## Given problem:
Search the listing below for the string "ffffff" and copy every line where it occurs.

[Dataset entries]
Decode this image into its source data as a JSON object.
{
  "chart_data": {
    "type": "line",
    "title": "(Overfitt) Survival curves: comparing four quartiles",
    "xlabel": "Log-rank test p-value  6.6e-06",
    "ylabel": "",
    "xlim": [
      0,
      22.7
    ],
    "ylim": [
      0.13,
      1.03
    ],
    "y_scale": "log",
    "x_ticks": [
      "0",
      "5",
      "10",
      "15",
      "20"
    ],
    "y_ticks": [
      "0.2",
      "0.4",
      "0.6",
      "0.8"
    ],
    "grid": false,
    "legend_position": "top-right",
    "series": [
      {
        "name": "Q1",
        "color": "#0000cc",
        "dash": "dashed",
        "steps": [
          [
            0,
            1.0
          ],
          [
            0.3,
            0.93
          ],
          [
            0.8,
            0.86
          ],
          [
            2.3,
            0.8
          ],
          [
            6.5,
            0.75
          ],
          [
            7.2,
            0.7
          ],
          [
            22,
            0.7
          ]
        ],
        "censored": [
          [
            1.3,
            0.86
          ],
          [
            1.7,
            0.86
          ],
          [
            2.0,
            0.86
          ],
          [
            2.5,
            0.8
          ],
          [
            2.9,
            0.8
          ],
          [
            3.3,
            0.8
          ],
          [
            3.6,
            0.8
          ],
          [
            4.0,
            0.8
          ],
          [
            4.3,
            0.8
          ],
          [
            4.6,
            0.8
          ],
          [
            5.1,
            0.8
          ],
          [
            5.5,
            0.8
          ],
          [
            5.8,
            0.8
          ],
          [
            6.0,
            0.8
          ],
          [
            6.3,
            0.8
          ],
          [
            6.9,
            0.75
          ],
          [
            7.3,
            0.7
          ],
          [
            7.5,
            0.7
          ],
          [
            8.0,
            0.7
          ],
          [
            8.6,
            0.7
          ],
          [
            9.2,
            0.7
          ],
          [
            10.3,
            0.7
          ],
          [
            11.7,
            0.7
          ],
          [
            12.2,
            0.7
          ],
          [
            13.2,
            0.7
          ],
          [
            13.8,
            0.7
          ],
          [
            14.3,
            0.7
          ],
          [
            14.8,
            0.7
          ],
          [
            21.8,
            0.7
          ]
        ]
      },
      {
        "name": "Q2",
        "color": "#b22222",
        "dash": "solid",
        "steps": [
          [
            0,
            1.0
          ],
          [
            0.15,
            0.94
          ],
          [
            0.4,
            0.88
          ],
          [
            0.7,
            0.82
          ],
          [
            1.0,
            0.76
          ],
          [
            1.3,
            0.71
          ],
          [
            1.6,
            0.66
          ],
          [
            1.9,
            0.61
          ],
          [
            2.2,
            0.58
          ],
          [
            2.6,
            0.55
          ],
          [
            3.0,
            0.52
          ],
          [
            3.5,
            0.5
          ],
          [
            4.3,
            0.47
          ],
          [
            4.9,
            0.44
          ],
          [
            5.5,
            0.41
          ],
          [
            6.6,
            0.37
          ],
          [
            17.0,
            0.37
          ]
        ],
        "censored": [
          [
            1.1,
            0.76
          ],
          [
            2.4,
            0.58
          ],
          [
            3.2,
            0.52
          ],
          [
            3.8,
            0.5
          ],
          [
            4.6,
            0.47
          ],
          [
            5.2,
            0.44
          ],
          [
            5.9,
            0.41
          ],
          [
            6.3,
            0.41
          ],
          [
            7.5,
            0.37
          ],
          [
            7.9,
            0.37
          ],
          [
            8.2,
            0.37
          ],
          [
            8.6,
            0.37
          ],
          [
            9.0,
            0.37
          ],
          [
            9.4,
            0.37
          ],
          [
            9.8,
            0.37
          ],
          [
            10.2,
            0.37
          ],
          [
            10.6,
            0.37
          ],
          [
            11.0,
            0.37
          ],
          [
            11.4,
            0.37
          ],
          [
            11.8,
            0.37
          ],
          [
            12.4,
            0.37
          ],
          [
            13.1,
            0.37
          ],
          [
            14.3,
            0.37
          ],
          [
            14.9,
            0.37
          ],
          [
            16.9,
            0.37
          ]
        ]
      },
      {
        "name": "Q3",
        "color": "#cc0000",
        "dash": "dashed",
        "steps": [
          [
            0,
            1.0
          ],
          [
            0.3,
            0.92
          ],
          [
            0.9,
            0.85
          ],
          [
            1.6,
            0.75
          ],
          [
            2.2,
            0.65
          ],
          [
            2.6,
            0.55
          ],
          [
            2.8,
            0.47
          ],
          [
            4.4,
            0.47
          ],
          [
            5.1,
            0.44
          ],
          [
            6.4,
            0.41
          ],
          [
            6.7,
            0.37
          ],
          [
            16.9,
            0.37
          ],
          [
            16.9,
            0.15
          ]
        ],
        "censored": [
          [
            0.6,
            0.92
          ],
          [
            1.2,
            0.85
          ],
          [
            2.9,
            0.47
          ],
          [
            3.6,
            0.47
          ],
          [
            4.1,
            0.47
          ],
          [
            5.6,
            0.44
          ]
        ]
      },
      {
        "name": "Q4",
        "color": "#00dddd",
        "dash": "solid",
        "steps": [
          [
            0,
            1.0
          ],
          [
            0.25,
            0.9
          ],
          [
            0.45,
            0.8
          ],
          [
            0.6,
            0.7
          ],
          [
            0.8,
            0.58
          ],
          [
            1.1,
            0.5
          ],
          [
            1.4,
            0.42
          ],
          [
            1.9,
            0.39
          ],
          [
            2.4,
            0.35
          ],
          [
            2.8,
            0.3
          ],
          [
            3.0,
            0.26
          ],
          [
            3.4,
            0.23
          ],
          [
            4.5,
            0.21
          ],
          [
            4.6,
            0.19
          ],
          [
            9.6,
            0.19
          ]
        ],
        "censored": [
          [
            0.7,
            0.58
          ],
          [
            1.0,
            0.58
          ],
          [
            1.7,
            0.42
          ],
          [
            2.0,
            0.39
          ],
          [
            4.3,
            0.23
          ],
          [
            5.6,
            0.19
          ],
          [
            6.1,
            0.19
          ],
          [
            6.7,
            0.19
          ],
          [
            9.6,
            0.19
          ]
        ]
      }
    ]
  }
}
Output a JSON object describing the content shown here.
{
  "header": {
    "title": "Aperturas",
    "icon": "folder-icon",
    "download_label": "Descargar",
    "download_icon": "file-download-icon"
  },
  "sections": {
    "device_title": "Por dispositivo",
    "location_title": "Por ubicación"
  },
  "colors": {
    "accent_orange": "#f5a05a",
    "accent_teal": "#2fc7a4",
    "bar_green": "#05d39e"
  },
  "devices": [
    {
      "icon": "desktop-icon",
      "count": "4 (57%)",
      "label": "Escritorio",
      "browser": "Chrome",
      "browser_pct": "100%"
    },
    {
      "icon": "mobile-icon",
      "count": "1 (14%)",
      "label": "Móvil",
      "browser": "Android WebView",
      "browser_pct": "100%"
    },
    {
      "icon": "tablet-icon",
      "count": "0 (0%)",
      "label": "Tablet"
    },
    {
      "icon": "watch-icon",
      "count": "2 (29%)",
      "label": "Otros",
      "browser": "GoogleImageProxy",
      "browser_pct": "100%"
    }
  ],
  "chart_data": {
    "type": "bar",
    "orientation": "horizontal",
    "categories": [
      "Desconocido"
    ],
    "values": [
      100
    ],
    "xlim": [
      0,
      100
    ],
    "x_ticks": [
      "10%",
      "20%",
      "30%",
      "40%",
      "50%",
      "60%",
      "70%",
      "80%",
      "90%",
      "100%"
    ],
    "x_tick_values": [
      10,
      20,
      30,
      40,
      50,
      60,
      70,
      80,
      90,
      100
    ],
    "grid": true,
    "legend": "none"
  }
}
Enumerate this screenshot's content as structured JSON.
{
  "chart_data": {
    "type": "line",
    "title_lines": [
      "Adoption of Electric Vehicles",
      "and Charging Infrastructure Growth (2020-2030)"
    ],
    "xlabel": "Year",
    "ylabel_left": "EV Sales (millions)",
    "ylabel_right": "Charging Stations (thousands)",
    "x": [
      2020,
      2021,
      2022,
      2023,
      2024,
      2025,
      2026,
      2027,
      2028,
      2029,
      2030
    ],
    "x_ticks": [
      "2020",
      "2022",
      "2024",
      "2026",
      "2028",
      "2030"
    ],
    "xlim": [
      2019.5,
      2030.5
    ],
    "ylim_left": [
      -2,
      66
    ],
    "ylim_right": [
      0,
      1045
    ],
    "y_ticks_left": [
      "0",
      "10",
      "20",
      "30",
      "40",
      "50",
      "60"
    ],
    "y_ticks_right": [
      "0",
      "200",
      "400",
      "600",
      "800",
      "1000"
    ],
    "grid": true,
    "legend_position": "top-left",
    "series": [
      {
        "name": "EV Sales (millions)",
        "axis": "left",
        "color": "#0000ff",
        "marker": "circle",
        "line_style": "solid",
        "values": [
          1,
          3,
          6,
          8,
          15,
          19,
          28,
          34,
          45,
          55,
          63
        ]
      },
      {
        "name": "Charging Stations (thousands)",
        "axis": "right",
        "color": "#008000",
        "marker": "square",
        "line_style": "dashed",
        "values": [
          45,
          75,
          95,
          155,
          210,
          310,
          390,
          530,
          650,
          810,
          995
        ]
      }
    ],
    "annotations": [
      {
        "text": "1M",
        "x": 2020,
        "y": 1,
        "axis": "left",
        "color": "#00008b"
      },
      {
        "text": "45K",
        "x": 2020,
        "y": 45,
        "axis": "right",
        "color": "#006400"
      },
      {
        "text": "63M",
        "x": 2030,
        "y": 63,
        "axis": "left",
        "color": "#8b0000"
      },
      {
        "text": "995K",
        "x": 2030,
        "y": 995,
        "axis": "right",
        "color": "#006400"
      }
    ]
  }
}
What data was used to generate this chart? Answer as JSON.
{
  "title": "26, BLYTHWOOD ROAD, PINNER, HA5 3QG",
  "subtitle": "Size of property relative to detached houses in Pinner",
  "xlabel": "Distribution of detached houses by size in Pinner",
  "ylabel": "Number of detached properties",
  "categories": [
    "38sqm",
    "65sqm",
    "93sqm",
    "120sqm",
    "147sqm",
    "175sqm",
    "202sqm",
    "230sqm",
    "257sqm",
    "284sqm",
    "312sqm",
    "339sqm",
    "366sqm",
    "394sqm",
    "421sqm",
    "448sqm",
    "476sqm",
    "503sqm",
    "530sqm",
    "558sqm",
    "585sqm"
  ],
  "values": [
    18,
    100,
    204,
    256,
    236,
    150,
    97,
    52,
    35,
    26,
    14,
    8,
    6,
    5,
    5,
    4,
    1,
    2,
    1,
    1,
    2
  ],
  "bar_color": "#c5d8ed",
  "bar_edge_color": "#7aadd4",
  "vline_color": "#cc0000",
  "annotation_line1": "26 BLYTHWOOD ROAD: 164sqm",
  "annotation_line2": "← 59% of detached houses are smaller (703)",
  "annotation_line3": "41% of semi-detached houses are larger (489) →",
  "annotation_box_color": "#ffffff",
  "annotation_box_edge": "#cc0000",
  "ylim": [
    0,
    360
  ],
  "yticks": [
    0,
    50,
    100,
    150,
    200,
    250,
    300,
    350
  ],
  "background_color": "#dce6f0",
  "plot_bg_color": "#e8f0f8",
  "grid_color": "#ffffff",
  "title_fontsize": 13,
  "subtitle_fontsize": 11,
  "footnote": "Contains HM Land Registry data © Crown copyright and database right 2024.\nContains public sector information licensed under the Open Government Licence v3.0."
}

## Response to this exercise:
  "annotation_box_color": "#ffffff",
  "grid_color": "#ffffff",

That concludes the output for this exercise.